What to produce: Produce a verbatim copy of the entries listed below.

Figure record listings

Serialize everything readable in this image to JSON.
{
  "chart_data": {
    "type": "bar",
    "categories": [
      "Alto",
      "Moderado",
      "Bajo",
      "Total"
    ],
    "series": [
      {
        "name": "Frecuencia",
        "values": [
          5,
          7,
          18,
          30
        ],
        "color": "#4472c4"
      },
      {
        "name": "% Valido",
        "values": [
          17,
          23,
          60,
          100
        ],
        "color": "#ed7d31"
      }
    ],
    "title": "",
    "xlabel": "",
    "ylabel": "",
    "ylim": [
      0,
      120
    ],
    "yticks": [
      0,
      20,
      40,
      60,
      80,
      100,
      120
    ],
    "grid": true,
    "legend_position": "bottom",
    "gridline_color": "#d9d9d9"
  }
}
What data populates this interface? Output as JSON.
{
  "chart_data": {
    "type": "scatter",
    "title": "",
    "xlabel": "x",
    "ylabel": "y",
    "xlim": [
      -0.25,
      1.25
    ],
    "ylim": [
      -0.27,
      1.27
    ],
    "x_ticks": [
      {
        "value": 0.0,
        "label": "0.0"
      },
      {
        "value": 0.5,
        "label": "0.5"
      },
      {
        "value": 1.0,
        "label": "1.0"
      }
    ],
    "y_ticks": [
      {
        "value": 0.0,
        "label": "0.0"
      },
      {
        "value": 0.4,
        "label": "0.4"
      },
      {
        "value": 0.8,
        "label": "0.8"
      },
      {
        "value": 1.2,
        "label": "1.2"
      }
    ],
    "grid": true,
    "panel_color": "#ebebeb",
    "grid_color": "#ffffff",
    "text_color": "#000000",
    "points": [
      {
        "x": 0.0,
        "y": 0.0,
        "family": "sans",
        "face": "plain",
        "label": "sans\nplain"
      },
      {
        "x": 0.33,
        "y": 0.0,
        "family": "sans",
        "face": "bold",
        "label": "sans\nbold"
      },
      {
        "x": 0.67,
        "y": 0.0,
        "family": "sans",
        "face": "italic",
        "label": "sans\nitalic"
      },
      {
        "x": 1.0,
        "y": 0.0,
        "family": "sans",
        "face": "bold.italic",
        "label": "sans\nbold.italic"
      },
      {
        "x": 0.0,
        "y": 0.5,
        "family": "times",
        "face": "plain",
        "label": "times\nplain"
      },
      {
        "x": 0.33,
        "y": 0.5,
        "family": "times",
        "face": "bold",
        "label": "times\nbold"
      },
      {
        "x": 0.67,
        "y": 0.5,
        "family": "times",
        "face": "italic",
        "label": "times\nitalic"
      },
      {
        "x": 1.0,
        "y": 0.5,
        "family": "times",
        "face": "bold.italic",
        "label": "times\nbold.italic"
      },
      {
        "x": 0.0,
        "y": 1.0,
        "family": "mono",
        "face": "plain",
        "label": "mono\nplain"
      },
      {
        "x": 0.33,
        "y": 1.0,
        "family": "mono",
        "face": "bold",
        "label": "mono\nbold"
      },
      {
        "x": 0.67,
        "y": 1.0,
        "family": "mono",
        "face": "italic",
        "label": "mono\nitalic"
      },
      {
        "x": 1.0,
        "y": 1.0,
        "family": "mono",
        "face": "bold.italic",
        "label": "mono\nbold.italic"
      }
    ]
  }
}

Solution for this problem:
Serialize everything readable in this image to JSON.
{
  "chart_data": {
    "type": "bar",
    "categories": [
      "Alto",
      "Moderado",
      "Bajo",
      "Total"
    ],
    "series": [
      {
        "name": "Frecuencia",
        "values": [
          5,
          7,
          18,
          30
        ],
        "color": "#4472c4"
      },
      {
        "name": "% Valido",
        "values": [
          17,
          23,
          60,
          100
        ],
        "color": "#ed7d31"
      }
    ],
    "title": "",
    "xlabel": "",
    "ylabel": "",
    "ylim": [
      0,
      120
    ],
    "yticks": [
      0,
      20,
      40,
      60,
      80,
      100,
      120
    ],
    "grid": true,
    "legend_position": "bottom",
    "gridline_color": "#d9d9d9"
  }
}
What data populates this interface? Output as JSON.
{
  "chart_data": {
    "type": "scatter",
    "title": "",
    "xlabel": "x",
    "ylabel": "y",
    "xlim": [
      -0.25,
      1.25
    ],
    "ylim": [
      -0.27,
      1.27
    ],
    "x_ticks": [
      {
        "value": 0.0,
        "label": "0.0"
      },
      {
        "value": 0.5,
        "label": "0.5"
      },
      {
        "value": 1.0,
        "label": "1.0"
      }
    ],
    "y_ticks": [
      {
        "value": 0.0,
        "label": "0.0"
      },
      {
        "value": 0.4,
        "label": "0.4"
      },
      {
        "value": 0.8,
        "label": "0.8"
      },
      {
        "value": 1.2,
        "label": "1.2"
      }
    ],
    "grid": true,
    "panel_color": "#ebebeb",
    "grid_color": "#ffffff",
    "text_color": "#000000",
    "points": [
      {
        "x": 0.0,
        "y": 0.0,
        "family": "sans",
        "face": "plain",
        "label": "sans\nplain"
      },
      {
        "x": 0.33,
        "y": 0.0,
        "family": "sans",
        "face": "bold",
        "label": "sans\nbold"
      },
      {
        "x": 0.67,
        "y": 0.0,
        "family": "sans",
        "face": "italic",
        "label": "sans\nitalic"
      },
      {
        "x": 1.0,
        "y": 0.0,
        "family": "sans",
        "face": "bold.italic",
        "label": "sans\nbold.italic"
      },
      {
        "x": 0.0,
        "y": 0.5,
        "family": "times",
        "face": "plain",
        "label": "times\nplain"
      },
      {
        "x": 0.33,
        "y": 0.5,
        "family": "times",
        "face": "bold",
        "label": "times\nbold"
      },
      {
        "x": 0.67,
        "y": 0.5,
        "family": "times",
        "face": "italic",
        "label": "times\nitalic"
      },
      {
        "x": 1.0,
        "y": 0.5,
        "family": "times",
        "face": "bold.italic",
        "label": "times\nbold.italic"
      },
      {
        "x": 0.0,
        "y": 1.0,
        "family": "mono",
        "face": "plain",
        "label": "mono\nplain"
      },
      {
        "x": 0.33,
        "y": 1.0,
        "family": "mono",
        "face": "bold",
        "label": "mono\nbold"
      },
      {
        "x": 0.67,
        "y": 1.0,
        "family": "mono",
        "face": "italic",
        "label": "mono\nitalic"
      },
      {
        "x": 1.0,
        "y": 1.0,
        "family": "mono",
        "face": "bold.italic",
        "label": "mono\nbold.italic"
      }
    ]
  }
}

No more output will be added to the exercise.